§ **Material for the task**:

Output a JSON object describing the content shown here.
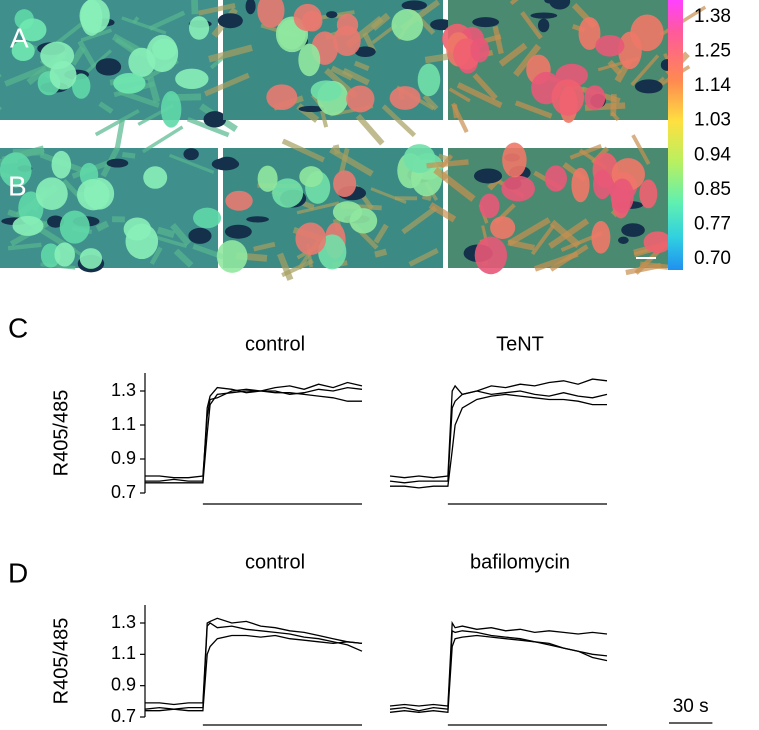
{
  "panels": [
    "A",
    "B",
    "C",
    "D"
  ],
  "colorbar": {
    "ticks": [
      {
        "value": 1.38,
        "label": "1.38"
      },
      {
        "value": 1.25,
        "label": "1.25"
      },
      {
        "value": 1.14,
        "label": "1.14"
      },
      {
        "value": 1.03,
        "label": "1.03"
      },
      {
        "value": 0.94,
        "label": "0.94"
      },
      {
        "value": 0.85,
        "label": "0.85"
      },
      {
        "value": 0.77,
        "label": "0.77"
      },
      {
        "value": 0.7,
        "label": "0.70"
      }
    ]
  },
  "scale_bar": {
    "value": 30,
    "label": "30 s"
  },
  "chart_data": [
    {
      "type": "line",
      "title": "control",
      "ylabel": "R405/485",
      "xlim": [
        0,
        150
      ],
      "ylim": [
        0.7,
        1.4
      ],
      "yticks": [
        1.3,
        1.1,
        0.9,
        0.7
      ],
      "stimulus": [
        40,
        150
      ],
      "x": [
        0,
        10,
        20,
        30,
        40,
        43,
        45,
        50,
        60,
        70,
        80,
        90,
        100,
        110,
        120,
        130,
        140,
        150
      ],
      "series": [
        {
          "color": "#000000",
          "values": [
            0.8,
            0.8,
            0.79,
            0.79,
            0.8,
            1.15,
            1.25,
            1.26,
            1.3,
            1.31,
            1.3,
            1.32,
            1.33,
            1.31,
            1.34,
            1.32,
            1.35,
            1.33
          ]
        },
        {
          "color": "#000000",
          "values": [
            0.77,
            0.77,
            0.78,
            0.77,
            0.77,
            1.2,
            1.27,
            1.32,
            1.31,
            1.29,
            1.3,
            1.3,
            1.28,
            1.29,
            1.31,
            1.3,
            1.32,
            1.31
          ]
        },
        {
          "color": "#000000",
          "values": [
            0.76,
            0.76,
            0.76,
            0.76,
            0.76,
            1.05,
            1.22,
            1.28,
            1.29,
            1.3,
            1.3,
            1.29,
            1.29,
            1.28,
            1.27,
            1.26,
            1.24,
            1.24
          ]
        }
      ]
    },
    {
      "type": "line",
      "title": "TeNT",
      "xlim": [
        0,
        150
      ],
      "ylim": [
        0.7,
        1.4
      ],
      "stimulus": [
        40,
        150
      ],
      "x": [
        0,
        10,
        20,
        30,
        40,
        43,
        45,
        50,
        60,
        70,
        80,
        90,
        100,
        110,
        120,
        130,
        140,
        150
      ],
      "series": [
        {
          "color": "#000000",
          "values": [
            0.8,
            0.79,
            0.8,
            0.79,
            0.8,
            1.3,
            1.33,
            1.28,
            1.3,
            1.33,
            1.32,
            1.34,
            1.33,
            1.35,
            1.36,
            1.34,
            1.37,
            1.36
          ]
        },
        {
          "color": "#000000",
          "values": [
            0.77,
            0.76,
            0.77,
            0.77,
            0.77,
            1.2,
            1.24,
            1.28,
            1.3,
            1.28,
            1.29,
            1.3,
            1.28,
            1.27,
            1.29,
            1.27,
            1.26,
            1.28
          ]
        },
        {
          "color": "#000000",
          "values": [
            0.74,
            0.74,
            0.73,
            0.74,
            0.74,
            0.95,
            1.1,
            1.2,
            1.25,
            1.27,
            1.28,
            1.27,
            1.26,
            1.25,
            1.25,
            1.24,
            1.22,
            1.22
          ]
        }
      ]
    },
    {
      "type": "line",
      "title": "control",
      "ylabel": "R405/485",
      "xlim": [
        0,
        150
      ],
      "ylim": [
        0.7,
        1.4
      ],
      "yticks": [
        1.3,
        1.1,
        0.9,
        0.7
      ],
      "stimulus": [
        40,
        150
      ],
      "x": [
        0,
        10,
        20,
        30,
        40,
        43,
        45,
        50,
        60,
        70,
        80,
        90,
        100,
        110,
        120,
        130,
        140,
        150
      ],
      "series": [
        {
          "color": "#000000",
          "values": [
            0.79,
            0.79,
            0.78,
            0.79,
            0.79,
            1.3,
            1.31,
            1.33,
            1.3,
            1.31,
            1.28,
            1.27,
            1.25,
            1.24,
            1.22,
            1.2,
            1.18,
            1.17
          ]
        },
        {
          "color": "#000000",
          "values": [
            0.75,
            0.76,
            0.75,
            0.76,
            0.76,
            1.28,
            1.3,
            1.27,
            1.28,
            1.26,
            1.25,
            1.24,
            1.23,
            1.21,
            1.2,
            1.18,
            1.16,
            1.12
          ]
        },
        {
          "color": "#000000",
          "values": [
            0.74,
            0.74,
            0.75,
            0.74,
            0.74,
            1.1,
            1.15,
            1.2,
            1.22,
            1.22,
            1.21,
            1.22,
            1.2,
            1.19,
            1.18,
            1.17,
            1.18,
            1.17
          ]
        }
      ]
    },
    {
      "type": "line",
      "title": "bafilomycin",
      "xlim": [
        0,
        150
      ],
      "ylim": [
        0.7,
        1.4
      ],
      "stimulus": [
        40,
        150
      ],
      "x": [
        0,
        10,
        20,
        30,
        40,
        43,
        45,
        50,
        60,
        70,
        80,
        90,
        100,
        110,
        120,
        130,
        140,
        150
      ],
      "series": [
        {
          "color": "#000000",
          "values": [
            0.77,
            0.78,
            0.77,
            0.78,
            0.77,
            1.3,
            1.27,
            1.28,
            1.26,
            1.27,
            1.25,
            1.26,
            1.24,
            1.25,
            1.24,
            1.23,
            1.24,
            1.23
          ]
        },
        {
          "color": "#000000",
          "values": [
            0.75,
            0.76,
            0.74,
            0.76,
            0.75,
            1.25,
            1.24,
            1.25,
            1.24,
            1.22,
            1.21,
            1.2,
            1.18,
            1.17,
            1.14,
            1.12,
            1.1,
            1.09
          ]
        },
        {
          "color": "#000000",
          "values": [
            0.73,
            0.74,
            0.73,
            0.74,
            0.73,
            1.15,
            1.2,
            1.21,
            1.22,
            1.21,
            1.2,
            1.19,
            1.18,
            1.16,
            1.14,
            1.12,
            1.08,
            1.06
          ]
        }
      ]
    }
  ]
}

§ **What is needed**:
Retype the whole listing exactly and leave the pictures out.

§ **Answer for the task**:
Output a JSON object describing the content shown here.
{
  "panels": [
    "A",
    "B",
    "C",
    "D"
  ],
  "colorbar": {
    "ticks": [
      {
        "value": 1.38,
        "label": "1.38"
      },
      {
        "value": 1.25,
        "label": "1.25"
      },
      {
        "value": 1.14,
        "label": "1.14"
      },
      {
        "value": 1.03,
        "label": "1.03"
      },
      {
        "value": 0.94,
        "label": "0.94"
      },
      {
        "value": 0.85,
        "label": "0.85"
      },
      {
        "value": 0.77,
        "label": "0.77"
      },
      {
        "value": 0.7,
        "label": "0.70"
      }
    ]
  },
  "scale_bar": {
    "value": 30,
    "label": "30 s"
  },
  "chart_data": [
    {
      "type": "line",
      "title": "control",
      "ylabel": "R405/485",
      "xlim": [
        0,
        150
      ],
      "ylim": [
        0.7,
        1.4
      ],
      "yticks": [
        1.3,
        1.1,
        0.9,
        0.7
      ],
      "stimulus": [
        40,
        150
      ],
      "x": [
        0,
        10,
        20,
        30,
        40,
        43,
        45,
        50,
        60,
        70,
        80,
        90,
        100,
        110,
        120,
        130,
        140,
        150
      ],
      "series": [
        {
          "color": "#000000",
          "values": [
            0.8,
            0.8,
            0.79,
            0.79,
            0.8,
            1.15,
            1.25,
            1.26,
            1.3,
            1.31,
            1.3,
            1.32,
            1.33,
            1.31,
            1.34,
            1.32,
            1.35,
            1.33
          ]
        },
        {
          "color": "#000000",
          "values": [
            0.77,
            0.77,
            0.78,
            0.77,
            0.77,
            1.2,
            1.27,
            1.32,
            1.31,
            1.29,
            1.3,
            1.3,
            1.28,
            1.29,
            1.31,
            1.3,
            1.32,
            1.31
          ]
        },
        {
          "color": "#000000",
          "values": [
            0.76,
            0.76,
            0.76,
            0.76,
            0.76,
            1.05,
            1.22,
            1.28,
            1.29,
            1.3,
            1.3,
            1.29,
            1.29,
            1.28,
            1.27,
            1.26,
            1.24,
            1.24
          ]
        }
      ]
    },
    {
      "type": "line",
      "title": "TeNT",
      "xlim": [
        0,
        150
      ],
      "ylim": [
        0.7,
        1.4
      ],
      "stimulus": [
        40,
        150
      ],
      "x": [
        0,
        10,
        20,
        30,
        40,
        43,
        45,
        50,
        60,
        70,
        80,
        90,
        100,
        110,
        120,
        130,
        140,
        150
      ],
      "series": [
        {
          "color": "#000000",
          "values": [
            0.8,
            0.79,
            0.8,
            0.79,
            0.8,
            1.3,
            1.33,
            1.28,
            1.3,
            1.33,
            1.32,
            1.34,
            1.33,
            1.35,
            1.36,
            1.34,
            1.37,
            1.36
          ]
        },
        {
          "color": "#000000",
          "values": [
            0.77,
            0.76,
            0.77,
            0.77,
            0.77,
            1.2,
            1.24,
            1.28,
            1.3,
            1.28,
            1.29,
            1.3,
            1.28,
            1.27,
            1.29,
            1.27,
            1.26,
            1.28
          ]
        },
        {
          "color": "#000000",
          "values": [
            0.74,
            0.74,
            0.73,
            0.74,
            0.74,
            0.95,
            1.1,
            1.2,
            1.25,
            1.27,
            1.28,
            1.27,
            1.26,
            1.25,
            1.25,
            1.24,
            1.22,
            1.22
          ]
        }
      ]
    },
    {
      "type": "line",
      "title": "control",
      "ylabel": "R405/485",
      "xlim": [
        0,
        150
      ],
      "ylim": [
        0.7,
        1.4
      ],
      "yticks": [
        1.3,
        1.1,
        0.9,
        0.7
      ],
      "stimulus": [
        40,
        150
      ],
      "x": [
        0,
        10,
        20,
        30,
        40,
        43,
        45,
        50,
        60,
        70,
        80,
        90,
        100,
        110,
        120,
        130,
        140,
        150
      ],
      "series": [
        {
          "color": "#000000",
          "values": [
            0.79,
            0.79,
            0.78,
            0.79,
            0.79,
            1.3,
            1.31,
            1.33,
            1.3,
            1.31,
            1.28,
            1.27,
            1.25,
            1.24,
            1.22,
            1.2,
            1.18,
            1.17
          ]
        },
        {
          "color": "#000000",
          "values": [
            0.75,
            0.76,
            0.75,
            0.76,
            0.76,
            1.28,
            1.3,
            1.27,
            1.28,
            1.26,
            1.25,
            1.24,
            1.23,
            1.21,
            1.2,
            1.18,
            1.16,
            1.12
          ]
        },
        {
          "color": "#000000",
          "values": [
            0.74,
            0.74,
            0.75,
            0.74,
            0.74,
            1.1,
            1.15,
            1.2,
            1.22,
            1.22,
            1.21,
            1.22,
            1.2,
            1.19,
            1.18,
            1.17,
            1.18,
            1.17
          ]
        }
      ]
    },
    {
      "type": "line",
      "title": "bafilomycin",
      "xlim": [
        0,
        150
      ],
      "ylim": [
        0.7,
        1.4
      ],
      "stimulus": [
        40,
        150
      ],
      "x": [
        0,
        10,
        20,
        30,
        40,
        43,
        45,
        50,
        60,
        70,
        80,
        90,
        100,
        110,
        120,
        130,
        140,
        150
      ],
      "series": [
        {
          "color": "#000000",
          "values": [
            0.77,
            0.78,
            0.77,
            0.78,
            0.77,
            1.3,
            1.27,
            1.28,
            1.26,
            1.27,
            1.25,
            1.26,
            1.24,
            1.25,
            1.24,
            1.23,
            1.24,
            1.23
          ]
        },
        {
          "color": "#000000",
          "values": [
            0.75,
            0.76,
            0.74,
            0.76,
            0.75,
            1.25,
            1.24,
            1.25,
            1.24,
            1.22,
            1.21,
            1.2,
            1.18,
            1.17,
            1.14,
            1.12,
            1.1,
            1.09
          ]
        },
        {
          "color": "#000000",
          "values": [
            0.73,
            0.74,
            0.73,
            0.74,
            0.73,
            1.15,
            1.2,
            1.21,
            1.22,
            1.21,
            1.2,
            1.19,
            1.18,
            1.16,
            1.14,
            1.12,
            1.08,
            1.06
          ]
        }
      ]
    }
  ]
}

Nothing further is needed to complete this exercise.